··· Given records

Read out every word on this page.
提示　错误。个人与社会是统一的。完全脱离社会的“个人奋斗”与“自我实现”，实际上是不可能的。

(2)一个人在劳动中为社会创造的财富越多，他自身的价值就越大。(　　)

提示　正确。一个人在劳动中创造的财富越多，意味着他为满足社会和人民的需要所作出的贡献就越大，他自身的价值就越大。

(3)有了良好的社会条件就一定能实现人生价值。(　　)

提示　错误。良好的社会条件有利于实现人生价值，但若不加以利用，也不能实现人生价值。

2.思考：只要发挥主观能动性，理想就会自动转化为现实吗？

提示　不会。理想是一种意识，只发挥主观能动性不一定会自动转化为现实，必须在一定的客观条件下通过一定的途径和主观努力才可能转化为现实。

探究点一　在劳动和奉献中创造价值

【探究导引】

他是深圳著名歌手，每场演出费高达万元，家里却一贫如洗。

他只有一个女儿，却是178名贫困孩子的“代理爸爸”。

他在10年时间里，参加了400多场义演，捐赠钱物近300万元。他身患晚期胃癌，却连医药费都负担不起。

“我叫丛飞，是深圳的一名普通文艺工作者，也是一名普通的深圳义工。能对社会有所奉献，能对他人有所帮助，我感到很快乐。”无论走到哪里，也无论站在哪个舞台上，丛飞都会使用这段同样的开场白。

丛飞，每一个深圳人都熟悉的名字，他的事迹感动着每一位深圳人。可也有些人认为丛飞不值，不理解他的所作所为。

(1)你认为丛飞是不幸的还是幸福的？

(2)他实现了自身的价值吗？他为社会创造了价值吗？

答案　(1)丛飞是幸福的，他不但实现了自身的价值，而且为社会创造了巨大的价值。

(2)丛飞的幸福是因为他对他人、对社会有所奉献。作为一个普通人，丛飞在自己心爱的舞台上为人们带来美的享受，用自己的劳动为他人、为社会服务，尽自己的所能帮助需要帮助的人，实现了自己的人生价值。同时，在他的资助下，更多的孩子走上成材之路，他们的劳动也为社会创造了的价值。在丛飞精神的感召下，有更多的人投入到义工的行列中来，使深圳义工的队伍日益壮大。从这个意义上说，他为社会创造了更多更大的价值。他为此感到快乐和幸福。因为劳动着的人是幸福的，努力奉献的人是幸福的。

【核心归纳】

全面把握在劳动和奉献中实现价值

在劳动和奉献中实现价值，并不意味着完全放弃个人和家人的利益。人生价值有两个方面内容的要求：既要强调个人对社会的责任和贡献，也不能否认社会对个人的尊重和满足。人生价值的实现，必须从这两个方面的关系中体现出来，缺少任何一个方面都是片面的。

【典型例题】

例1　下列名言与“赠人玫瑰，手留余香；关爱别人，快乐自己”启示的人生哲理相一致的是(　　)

······

* [Directions]
Repeat every entry word for word.

* [Task result]
Read out every word on this page.
提示　错误。个人与社会是统一的。完全脱离社会的“个人奋斗”与“自我实现”，实际上是不可能的。

(2)一个人在劳动中为社会创造的财富越多，他自身的价值就越大。(　　)

提示　正确。一个人在劳动中创造的财富越多，意味着他为满足社会和人民的需要所作出的贡献就越大，他自身的价值就越大。

(3)有了良好的社会条件就一定能实现人生价值。(　　)

提示　错误。良好的社会条件有利于实现人生价值，但若不加以利用，也不能实现人生价值。

2.思考：只要发挥主观能动性，理想就会自动转化为现实吗？

提示　不会。理想是一种意识，只发挥主观能动性不一定会自动转化为现实，必须在一定的客观条件下通过一定的途径和主观努力才可能转化为现实。

探究点一　在劳动和奉献中创造价值

【探究导引】

他是深圳著名歌手，每场演出费高达万元，家里却一贫如洗。

他只有一个女儿，却是178名贫困孩子的“代理爸爸”。

他在10年时间里，参加了400多场义演，捐赠钱物近300万元。他身患晚期胃癌，却连医药费都负担不起。

“我叫丛飞，是深圳的一名普通文艺工作者，也是一名普通的深圳义工。能对社会有所奉献，能对他人有所帮助，我感到很快乐。”无论走到哪里，也无论站在哪个舞台上，丛飞都会使用这段同样的开场白。

丛飞，每一个深圳人都熟悉的名字，他的事迹感动着每一位深圳人。可也有些人认为丛飞不值，不理解他的所作所为。

(1)你认为丛飞是不幸的还是幸福的？

(2)他实现了自身的价值吗？他为社会创造了价值吗？

答案　(1)丛飞是幸福的，他不但实现了自身的价值，而且为社会创造了巨大的价值。

(2)丛飞的幸福是因为他对他人、对社会有所奉献。作为一个普通人，丛飞在自己心爱的舞台上为人们带来美的享受，用自己的劳动为他人、为社会服务，尽自己的所能帮助需要帮助的人，实现了自己的人生价值。同时，在他的资助下，更多的孩子走上成材之路，他们的劳动也为社会创造了的价值。在丛飞精神的感召下，有更多的人投入到义工的行列中来，使深圳义工的队伍日益壮大。从这个意义上说，他为社会创造了更多更大的价值。他为此感到快乐和幸福。因为劳动着的人是幸福的，努力奉献的人是幸福的。

【核心归纳】

全面把握在劳动和奉献中实现价值

在劳动和奉献中实现价值，并不意味着完全放弃个人和家人的利益。人生价值有两个方面内容的要求：既要强调个人对社会的责任和贡献，也不能否认社会对个人的尊重和满足。人生价值的实现，必须从这两个方面的关系中体现出来，缺少任何一个方面都是片面的。

【典型例题】

例1　下列名言与“赠人玫瑰，手留余香；关爱别人，快乐自己”启示的人生哲理相一致的是(　　)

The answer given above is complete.